Exercise: Pull every line holding the string "Sentry" from the records below.

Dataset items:
[Start]

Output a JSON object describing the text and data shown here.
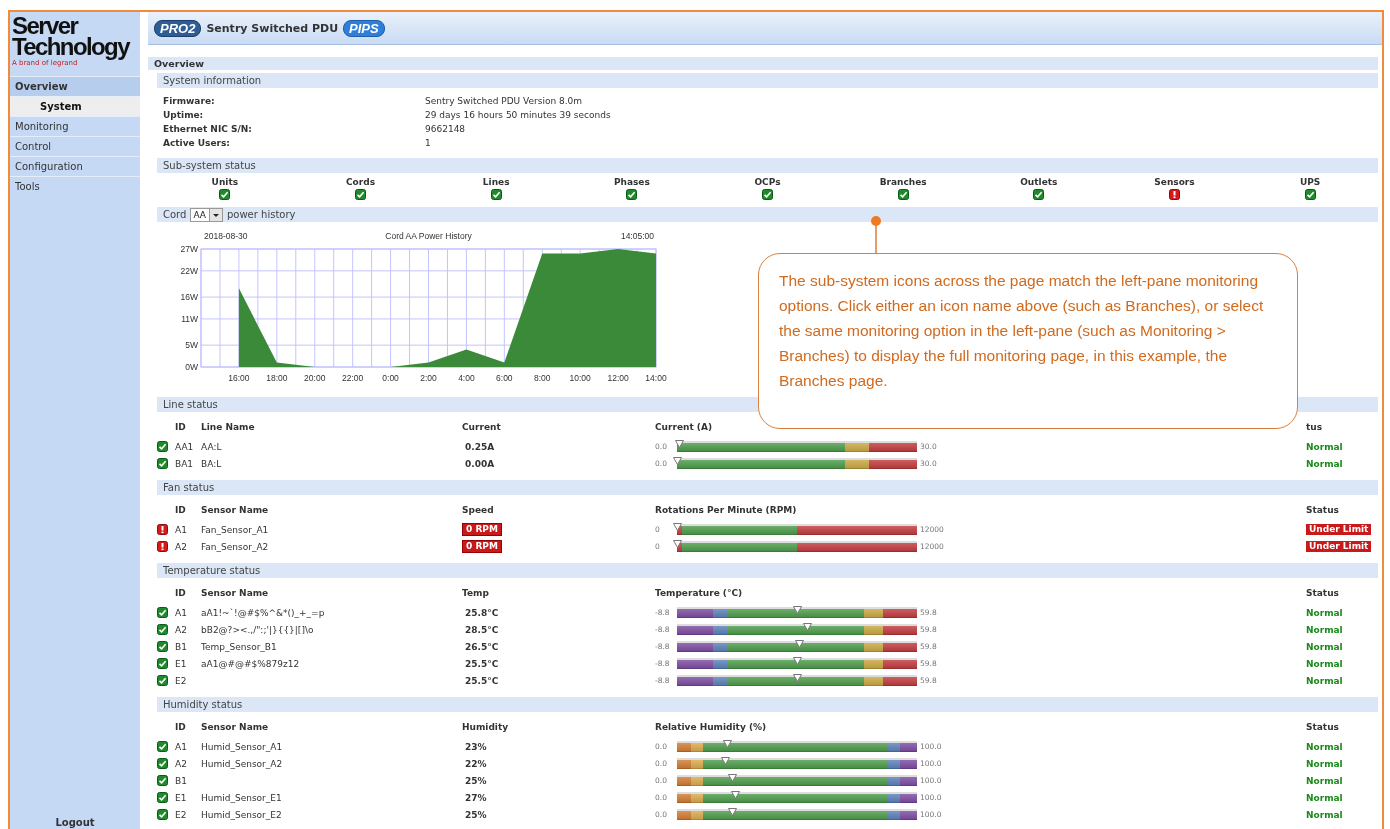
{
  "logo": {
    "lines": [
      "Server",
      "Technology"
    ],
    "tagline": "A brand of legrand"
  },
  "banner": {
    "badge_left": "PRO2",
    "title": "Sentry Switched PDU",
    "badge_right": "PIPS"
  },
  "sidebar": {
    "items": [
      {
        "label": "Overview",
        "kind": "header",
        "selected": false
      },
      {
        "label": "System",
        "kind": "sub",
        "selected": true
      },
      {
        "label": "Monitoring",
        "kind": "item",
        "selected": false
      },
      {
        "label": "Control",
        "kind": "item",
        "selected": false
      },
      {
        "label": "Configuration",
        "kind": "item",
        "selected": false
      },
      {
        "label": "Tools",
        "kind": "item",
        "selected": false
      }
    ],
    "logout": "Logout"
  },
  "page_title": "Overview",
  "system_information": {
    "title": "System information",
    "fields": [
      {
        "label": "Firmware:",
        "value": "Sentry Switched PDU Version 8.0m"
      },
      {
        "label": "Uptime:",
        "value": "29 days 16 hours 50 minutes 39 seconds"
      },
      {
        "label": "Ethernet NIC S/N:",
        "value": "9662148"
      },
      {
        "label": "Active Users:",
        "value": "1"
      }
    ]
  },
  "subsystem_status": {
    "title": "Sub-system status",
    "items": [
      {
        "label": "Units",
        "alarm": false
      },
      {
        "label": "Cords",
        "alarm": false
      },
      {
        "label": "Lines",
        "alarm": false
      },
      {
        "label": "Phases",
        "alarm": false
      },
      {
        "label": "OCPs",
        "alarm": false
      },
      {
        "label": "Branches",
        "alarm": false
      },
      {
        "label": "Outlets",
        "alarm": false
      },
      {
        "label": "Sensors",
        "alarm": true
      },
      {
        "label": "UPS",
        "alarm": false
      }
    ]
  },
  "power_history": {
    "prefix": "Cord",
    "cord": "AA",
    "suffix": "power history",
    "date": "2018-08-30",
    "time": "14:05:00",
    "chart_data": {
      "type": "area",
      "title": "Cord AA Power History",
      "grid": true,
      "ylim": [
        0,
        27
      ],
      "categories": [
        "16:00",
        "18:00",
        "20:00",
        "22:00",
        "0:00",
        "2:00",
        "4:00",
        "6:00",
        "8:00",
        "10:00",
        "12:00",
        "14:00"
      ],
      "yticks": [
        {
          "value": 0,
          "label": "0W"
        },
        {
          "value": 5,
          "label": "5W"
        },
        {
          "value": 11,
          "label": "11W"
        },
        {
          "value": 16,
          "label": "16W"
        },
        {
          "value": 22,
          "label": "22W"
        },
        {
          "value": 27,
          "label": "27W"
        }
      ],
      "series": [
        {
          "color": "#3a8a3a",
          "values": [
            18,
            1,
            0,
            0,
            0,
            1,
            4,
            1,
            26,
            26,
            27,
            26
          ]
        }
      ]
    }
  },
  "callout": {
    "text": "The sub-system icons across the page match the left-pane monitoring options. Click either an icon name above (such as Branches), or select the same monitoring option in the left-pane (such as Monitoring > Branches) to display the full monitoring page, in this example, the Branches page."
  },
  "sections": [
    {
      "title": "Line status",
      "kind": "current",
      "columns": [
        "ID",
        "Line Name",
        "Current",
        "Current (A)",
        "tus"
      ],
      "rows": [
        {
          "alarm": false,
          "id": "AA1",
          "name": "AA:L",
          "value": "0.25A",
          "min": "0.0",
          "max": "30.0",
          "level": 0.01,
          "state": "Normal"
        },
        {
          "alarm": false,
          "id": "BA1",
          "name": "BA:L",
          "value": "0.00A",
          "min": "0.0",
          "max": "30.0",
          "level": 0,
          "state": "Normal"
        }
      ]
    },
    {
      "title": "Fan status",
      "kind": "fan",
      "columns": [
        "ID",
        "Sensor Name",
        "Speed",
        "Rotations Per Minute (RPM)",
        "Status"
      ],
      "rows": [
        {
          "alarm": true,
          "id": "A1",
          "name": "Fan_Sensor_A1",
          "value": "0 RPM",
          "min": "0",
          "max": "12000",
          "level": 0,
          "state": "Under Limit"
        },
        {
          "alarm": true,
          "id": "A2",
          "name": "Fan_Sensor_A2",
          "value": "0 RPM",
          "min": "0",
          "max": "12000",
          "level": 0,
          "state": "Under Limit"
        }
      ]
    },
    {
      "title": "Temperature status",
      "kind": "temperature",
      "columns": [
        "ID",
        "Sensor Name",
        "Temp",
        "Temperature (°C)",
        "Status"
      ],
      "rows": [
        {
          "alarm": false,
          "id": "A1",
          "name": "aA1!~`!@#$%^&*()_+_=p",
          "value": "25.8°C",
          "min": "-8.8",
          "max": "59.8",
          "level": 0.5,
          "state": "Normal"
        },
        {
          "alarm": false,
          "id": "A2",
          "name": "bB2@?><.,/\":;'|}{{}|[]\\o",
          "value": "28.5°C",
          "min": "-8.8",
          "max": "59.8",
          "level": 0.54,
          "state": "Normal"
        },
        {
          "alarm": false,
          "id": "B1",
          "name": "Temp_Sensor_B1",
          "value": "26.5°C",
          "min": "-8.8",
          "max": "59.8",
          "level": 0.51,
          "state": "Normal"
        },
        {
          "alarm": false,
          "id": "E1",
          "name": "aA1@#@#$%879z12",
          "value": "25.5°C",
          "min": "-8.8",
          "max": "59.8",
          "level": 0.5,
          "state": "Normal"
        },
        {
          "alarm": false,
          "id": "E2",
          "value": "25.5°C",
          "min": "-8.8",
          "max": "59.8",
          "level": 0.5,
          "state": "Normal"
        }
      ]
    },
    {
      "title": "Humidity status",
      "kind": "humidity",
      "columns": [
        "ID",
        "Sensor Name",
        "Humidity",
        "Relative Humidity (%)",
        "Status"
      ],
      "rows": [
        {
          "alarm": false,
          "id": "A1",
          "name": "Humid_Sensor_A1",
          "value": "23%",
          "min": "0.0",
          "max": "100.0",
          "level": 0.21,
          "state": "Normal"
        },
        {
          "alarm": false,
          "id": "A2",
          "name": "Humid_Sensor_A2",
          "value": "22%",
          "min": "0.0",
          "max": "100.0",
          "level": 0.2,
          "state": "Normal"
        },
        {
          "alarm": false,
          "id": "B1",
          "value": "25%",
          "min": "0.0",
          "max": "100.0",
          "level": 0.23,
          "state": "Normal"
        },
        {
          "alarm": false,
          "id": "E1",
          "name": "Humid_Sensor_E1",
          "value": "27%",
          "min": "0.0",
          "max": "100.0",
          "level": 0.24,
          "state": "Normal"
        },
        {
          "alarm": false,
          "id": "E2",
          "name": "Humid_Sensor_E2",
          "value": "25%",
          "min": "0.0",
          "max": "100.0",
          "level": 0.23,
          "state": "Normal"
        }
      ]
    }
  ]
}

[End]
[Start]

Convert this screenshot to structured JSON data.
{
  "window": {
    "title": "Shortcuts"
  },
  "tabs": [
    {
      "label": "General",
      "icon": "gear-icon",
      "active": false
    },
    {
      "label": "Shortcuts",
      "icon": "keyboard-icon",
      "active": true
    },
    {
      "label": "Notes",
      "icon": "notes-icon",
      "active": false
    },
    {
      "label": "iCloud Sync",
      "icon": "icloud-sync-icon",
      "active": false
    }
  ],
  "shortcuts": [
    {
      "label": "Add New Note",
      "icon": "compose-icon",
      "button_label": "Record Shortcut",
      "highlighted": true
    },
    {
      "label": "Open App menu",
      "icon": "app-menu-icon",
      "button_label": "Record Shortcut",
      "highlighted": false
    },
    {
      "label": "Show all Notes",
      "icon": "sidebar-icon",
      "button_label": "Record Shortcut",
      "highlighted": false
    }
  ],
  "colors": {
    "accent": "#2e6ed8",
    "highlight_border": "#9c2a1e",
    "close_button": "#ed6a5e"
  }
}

[End]

Correct response:
    "title": "Sentry Switched PDU",
        "value": "Sentry Switched PDU Version 8.0m"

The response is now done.